Task: Copy each line of the material below that includes the string "定員割れ".

Supplied records:
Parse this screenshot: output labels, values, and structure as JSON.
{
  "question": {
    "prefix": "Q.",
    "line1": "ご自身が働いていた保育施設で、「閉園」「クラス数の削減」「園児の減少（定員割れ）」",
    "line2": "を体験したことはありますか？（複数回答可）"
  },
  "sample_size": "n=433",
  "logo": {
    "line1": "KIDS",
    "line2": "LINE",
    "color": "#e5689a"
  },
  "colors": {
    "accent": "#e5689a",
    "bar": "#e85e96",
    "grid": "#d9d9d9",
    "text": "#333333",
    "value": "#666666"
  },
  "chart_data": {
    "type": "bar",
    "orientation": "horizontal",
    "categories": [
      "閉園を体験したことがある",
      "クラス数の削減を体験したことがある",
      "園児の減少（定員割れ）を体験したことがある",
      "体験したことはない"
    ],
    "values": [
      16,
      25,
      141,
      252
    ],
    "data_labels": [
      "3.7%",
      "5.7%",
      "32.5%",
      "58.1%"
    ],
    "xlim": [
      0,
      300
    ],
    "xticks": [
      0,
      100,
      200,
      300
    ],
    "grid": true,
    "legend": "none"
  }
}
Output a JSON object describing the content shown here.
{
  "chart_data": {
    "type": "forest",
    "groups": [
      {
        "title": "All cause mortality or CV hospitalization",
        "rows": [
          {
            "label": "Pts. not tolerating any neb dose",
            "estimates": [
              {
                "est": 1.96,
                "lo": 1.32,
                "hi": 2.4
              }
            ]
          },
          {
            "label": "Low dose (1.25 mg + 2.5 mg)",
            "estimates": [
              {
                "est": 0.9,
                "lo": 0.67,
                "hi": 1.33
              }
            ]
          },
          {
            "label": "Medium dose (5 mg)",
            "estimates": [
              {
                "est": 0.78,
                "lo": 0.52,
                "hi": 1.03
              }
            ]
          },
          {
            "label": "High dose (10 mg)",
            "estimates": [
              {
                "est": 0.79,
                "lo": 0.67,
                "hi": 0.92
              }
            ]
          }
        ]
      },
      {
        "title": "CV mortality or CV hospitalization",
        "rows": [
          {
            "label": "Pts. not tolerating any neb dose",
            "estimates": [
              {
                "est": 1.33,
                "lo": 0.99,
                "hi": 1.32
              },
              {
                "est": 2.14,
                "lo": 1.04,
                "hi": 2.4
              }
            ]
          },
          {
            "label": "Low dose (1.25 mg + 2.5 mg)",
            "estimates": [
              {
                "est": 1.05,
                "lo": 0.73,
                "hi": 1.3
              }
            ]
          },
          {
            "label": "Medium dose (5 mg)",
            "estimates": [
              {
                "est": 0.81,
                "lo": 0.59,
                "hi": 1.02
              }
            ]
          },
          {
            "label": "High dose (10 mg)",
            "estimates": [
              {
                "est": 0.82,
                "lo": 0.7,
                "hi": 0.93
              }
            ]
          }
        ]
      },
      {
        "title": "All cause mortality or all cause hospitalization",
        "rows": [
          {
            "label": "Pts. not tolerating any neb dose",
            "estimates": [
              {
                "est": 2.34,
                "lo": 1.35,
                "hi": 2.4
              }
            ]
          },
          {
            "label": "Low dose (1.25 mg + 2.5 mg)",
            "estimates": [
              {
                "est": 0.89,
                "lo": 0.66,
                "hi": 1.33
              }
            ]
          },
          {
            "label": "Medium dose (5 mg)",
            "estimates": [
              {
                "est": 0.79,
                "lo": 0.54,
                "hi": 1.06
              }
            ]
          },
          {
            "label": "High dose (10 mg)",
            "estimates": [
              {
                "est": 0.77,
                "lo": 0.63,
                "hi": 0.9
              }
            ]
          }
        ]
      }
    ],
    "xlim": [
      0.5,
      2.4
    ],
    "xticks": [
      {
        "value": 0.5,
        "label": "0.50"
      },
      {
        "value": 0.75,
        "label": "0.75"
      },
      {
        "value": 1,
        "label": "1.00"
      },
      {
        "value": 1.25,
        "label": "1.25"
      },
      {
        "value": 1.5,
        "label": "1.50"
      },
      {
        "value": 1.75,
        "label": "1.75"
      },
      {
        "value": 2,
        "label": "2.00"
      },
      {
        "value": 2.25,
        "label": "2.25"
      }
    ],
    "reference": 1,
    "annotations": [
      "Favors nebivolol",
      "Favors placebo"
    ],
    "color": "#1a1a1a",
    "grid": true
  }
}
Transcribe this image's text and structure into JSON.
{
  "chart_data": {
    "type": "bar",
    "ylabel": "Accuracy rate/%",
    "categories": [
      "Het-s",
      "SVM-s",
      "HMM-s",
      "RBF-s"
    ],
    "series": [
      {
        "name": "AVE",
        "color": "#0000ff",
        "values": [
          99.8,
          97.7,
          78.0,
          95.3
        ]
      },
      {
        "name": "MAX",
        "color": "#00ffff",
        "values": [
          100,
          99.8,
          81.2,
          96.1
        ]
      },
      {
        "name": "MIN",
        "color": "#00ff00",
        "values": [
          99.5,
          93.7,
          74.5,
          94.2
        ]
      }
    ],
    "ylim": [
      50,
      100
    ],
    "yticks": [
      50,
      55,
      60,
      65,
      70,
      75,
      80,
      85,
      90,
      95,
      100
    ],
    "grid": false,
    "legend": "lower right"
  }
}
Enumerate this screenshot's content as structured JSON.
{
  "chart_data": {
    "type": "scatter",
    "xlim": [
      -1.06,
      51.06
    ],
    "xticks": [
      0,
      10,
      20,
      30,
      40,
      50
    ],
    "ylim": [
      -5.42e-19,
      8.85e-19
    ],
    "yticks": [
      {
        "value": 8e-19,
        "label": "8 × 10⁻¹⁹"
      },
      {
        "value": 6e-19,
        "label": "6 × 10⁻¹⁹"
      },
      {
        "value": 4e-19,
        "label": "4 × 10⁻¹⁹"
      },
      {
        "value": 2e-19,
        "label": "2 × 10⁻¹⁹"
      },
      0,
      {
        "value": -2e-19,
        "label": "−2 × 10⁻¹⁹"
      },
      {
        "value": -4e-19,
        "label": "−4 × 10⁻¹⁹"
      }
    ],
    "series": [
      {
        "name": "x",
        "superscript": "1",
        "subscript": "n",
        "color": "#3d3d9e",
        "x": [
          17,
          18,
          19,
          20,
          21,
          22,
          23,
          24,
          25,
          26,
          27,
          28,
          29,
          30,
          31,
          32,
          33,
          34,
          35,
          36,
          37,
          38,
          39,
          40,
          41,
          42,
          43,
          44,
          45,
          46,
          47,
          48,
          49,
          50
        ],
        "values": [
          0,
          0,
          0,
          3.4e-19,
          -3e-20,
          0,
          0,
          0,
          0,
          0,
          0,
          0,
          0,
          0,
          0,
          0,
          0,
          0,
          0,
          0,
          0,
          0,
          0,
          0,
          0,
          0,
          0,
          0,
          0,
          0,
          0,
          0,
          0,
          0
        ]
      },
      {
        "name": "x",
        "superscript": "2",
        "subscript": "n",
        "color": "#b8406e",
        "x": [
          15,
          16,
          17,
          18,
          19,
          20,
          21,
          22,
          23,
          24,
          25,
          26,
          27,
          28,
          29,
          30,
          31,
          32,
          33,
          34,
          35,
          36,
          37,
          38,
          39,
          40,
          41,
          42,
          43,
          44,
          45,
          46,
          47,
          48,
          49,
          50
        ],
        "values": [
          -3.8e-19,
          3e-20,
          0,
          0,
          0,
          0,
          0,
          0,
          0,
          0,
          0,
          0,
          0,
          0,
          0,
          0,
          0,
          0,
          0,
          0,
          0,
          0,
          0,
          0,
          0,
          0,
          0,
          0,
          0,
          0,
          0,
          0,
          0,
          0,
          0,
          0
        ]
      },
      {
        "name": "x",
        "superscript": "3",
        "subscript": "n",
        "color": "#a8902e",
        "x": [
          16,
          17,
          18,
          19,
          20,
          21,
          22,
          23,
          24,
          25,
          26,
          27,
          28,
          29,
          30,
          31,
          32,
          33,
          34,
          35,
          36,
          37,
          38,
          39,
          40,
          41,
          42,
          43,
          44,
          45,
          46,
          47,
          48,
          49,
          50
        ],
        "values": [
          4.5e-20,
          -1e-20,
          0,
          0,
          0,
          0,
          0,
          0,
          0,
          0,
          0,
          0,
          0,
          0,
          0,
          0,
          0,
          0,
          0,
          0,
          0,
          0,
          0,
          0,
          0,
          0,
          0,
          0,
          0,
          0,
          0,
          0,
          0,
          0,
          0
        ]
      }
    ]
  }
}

Reply:
    "line1": "ご自身が働いていた保育施設で、「閉園」「クラス数の削減」「園児の減少（定員割れ）」",
      "園児の減少（定員割れ）を体験したことがある",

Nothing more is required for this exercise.